━━━━━ Provided data
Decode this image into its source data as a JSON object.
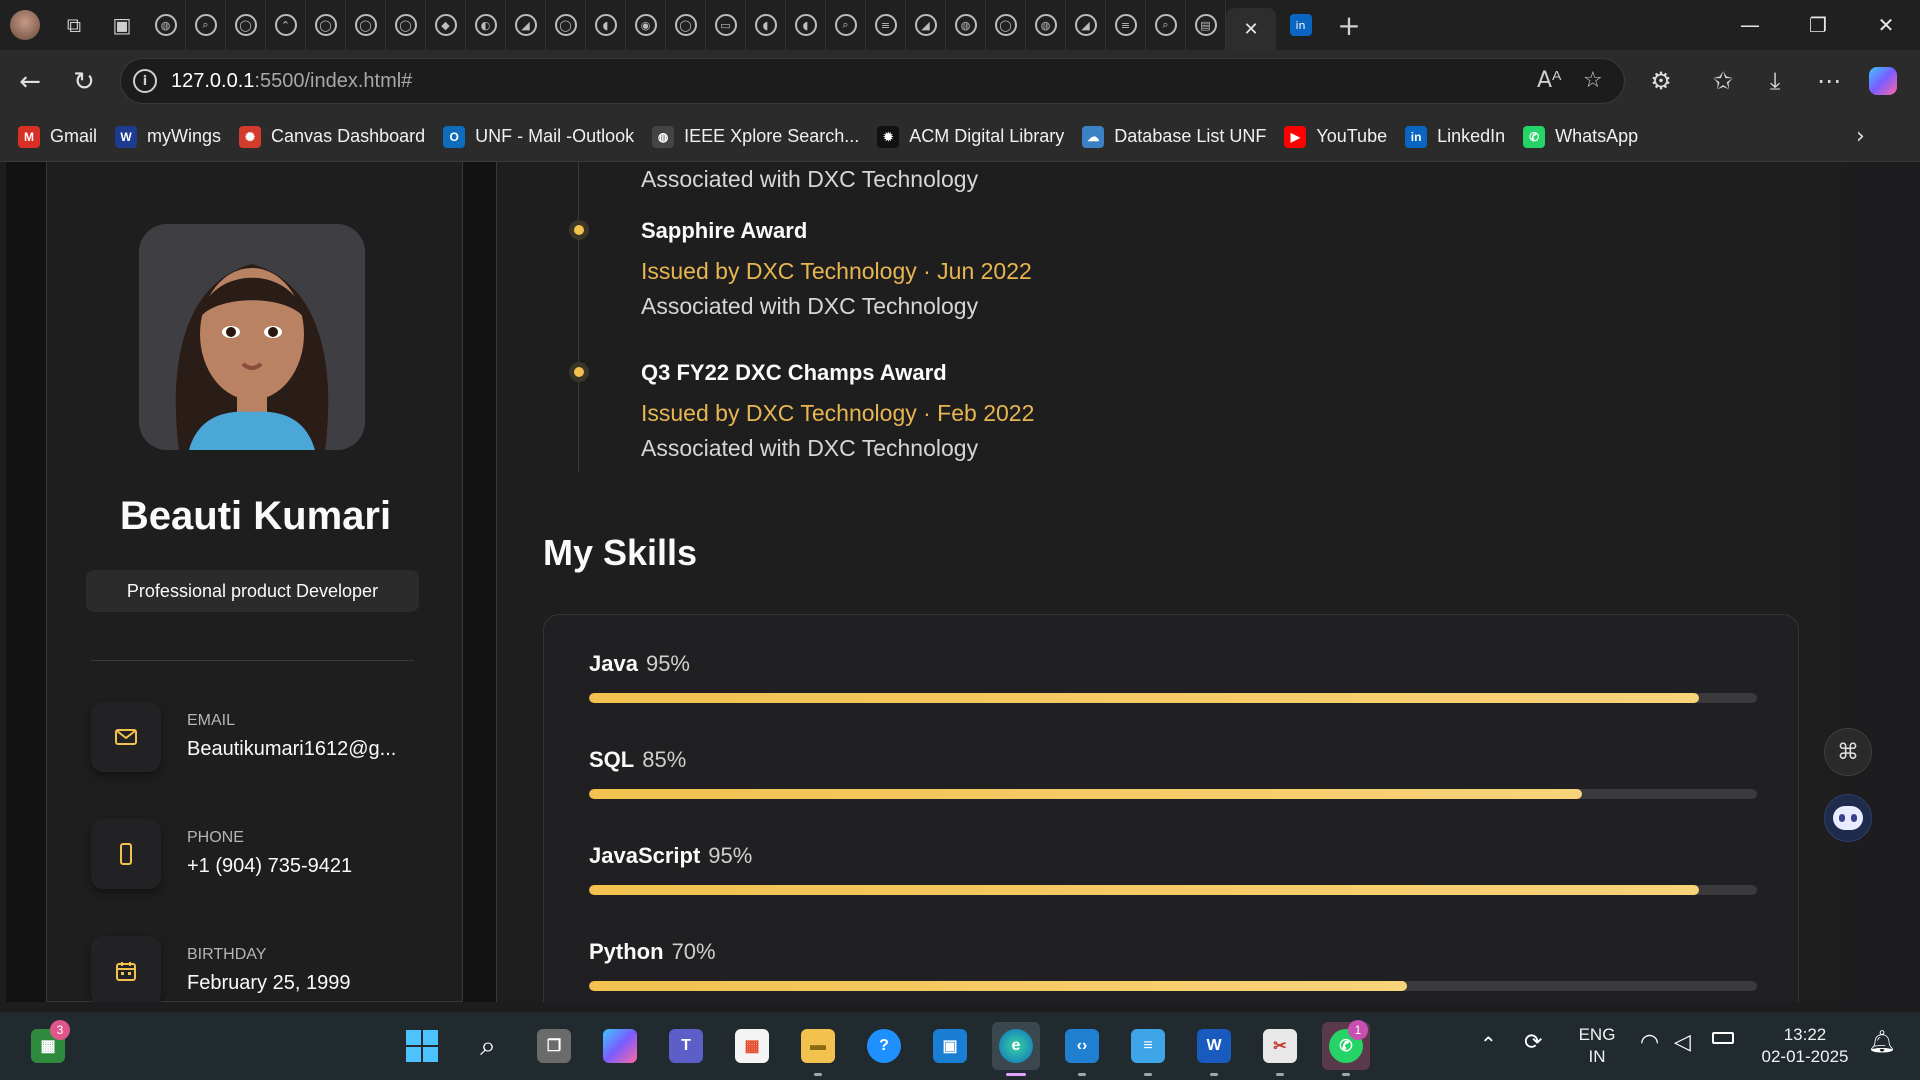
{
  "browser": {
    "tab_close_glyph": "✕",
    "new_tab_glyph": "+",
    "window": {
      "minimize": "—",
      "restore": "❐",
      "close": "✕"
    },
    "url": {
      "host": "127.0.0.1",
      "path": ":5500/index.html#"
    },
    "bookmarks": [
      {
        "label": "Gmail",
        "icon": "gmail-icon",
        "color": "#d93025",
        "glyph": "M"
      },
      {
        "label": "myWings",
        "icon": "mywings-icon",
        "color": "#1d3c8f",
        "glyph": "W"
      },
      {
        "label": "Canvas Dashboard",
        "icon": "canvas-icon",
        "color": "#d33b2c",
        "glyph": "✺"
      },
      {
        "label": "UNF - Mail -Outlook",
        "icon": "outlook-icon",
        "color": "#0f6cbd",
        "glyph": "O"
      },
      {
        "label": "IEEE Xplore Search...",
        "icon": "globe-icon",
        "color": "#444444",
        "glyph": "◍"
      },
      {
        "label": "ACM Digital Library",
        "icon": "acm-icon",
        "color": "#111111",
        "glyph": "✹"
      },
      {
        "label": "Database List UNF",
        "icon": "cloud-icon",
        "color": "#3b82c4",
        "glyph": "☁"
      },
      {
        "label": "YouTube",
        "icon": "youtube-icon",
        "color": "#ff0000",
        "glyph": "▶"
      },
      {
        "label": "LinkedIn",
        "icon": "linkedin-icon",
        "color": "#0a66c2",
        "glyph": "in"
      },
      {
        "label": "WhatsApp",
        "icon": "whatsapp-icon",
        "color": "#25d366",
        "glyph": "✆"
      }
    ]
  },
  "profile": {
    "name": "Beauti Kumari",
    "role": "Professional product Developer",
    "contacts": [
      {
        "label": "EMAIL",
        "value": "Beautikumari1612@g...",
        "icon": "mail-icon"
      },
      {
        "label": "PHONE",
        "value": "+1 (904) 735-9421",
        "icon": "phone-icon"
      },
      {
        "label": "BIRTHDAY",
        "value": "February 25, 1999",
        "icon": "calendar-icon"
      }
    ]
  },
  "awards": {
    "partial_assoc": "Associated with DXC Technology",
    "items": [
      {
        "title": "Sapphire Award",
        "issued": "Issued by DXC Technology · Jun 2022",
        "assoc": "Associated with DXC Technology"
      },
      {
        "title": "Q3 FY22 DXC Champs Award",
        "issued": "Issued by DXC Technology · Feb 2022",
        "assoc": "Associated with DXC Technology"
      }
    ]
  },
  "skills": {
    "title": "My Skills",
    "items": [
      {
        "name": "Java",
        "percent_label": "95%",
        "percent": 95
      },
      {
        "name": "SQL",
        "percent_label": "85%",
        "percent": 85
      },
      {
        "name": "JavaScript",
        "percent_label": "95%",
        "percent": 95
      },
      {
        "name": "Python",
        "percent_label": "70%",
        "percent": 70
      }
    ]
  },
  "taskbar": {
    "widgets_badge": "3",
    "whatsapp_badge": "1",
    "lang_line1": "ENG",
    "lang_line2": "IN",
    "time": "13:22",
    "date": "02-01-2025"
  },
  "colors": {
    "accent": "#f2c14e",
    "accent_text": "#e8b650",
    "page_bg": "#121212",
    "card_bg": "#1e1e1f"
  }
}
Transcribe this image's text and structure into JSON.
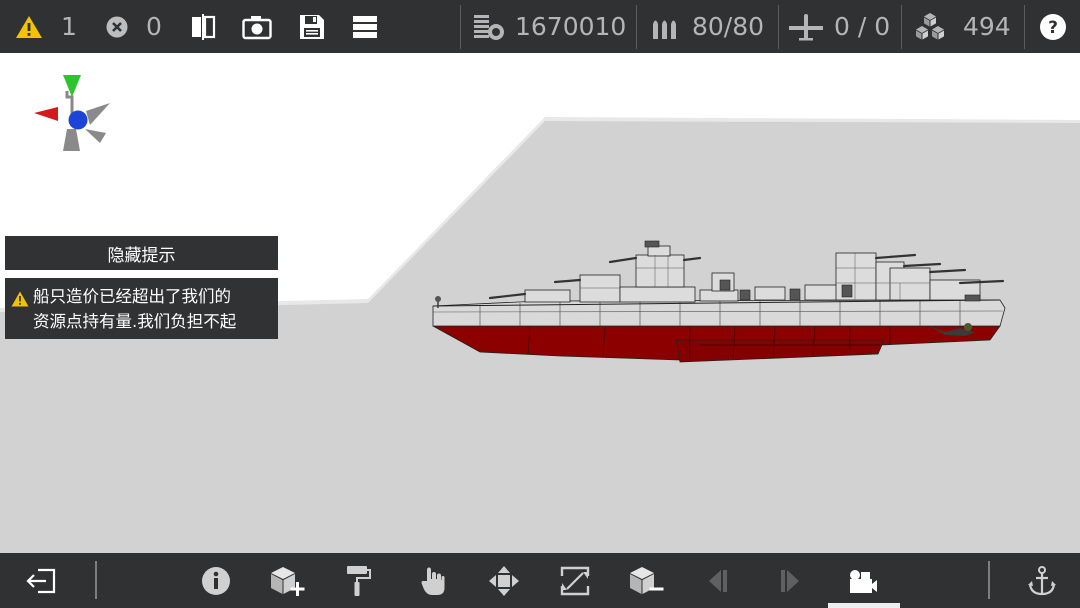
{
  "topbar": {
    "warnings": "1",
    "errors": "0",
    "resources": "1670010",
    "ammo": "80/80",
    "aircraft": "0 / 0",
    "parts": "494"
  },
  "panel": {
    "hide_hints_label": "隐藏提示",
    "warning_line1": "船只造价已经超出了我们的",
    "warning_line2": "资源点持有量.我们负担不起"
  },
  "icons": {
    "warning": "warning-icon",
    "error": "error-icon",
    "mirror": "mirror-icon",
    "camera": "camera-icon",
    "save": "save-icon",
    "menu": "menu-icon",
    "resources": "resource-coins-icon",
    "ammo": "ammo-icon",
    "aircraft": "aircraft-icon",
    "parts": "blocks-icon",
    "help": "help-icon"
  },
  "colors": {
    "toolbar": "#2f3133",
    "hull_red": "#8c0000",
    "hull_grey": "#d8d8d8",
    "ground": "#d2d2d2",
    "warning": "#f3c300"
  }
}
━━━━━━━━━━
Short exercise ::
Go to the line containing "Transcribe this image's" and set it down, along with every later line through the last one, exactly as written and without the pictures.

Response to the exercise ::
Transcribe this image's text and structure into JSON.
{
  "topbar": {
    "warnings": "1",
    "errors": "0",
    "resources": "1670010",
    "ammo": "80/80",
    "aircraft": "0 / 0",
    "parts": "494"
  },
  "panel": {
    "hide_hints_label": "隐藏提示",
    "warning_line1": "船只造价已经超出了我们的",
    "warning_line2": "资源点持有量.我们负担不起"
  },
  "icons": {
    "warning": "warning-icon",
    "error": "error-icon",
    "mirror": "mirror-icon",
    "camera": "camera-icon",
    "save": "save-icon",
    "menu": "menu-icon",
    "resources": "resource-coins-icon",
    "ammo": "ammo-icon",
    "aircraft": "aircraft-icon",
    "parts": "blocks-icon",
    "help": "help-icon"
  },
  "colors": {
    "toolbar": "#2f3133",
    "hull_red": "#8c0000",
    "hull_grey": "#d8d8d8",
    "ground": "#d2d2d2",
    "warning": "#f3c300"
  }
}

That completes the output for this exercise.